##### Records supplied
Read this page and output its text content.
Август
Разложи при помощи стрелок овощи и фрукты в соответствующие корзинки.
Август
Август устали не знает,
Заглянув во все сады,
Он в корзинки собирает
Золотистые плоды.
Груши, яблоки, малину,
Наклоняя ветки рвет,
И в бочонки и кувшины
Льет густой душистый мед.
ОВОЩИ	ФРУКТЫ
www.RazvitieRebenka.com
##########
Repeat the records above exactly.

Read this page and output its text content.
Август
Разложи при помощи стрелок овощи и фрукты в соответствующие корзинки.
Август
Август устали не знает,
Заглянув во все сады,
Он в корзинки собирает
Золотистые плоды.
Груши, яблоки, малину,
Наклоняя ветки рвет,
И в бочонки и кувшины
Льет густой душистый мед.
ОВОЩИ	ФРУКТЫ
www.RazvitieRebenka.com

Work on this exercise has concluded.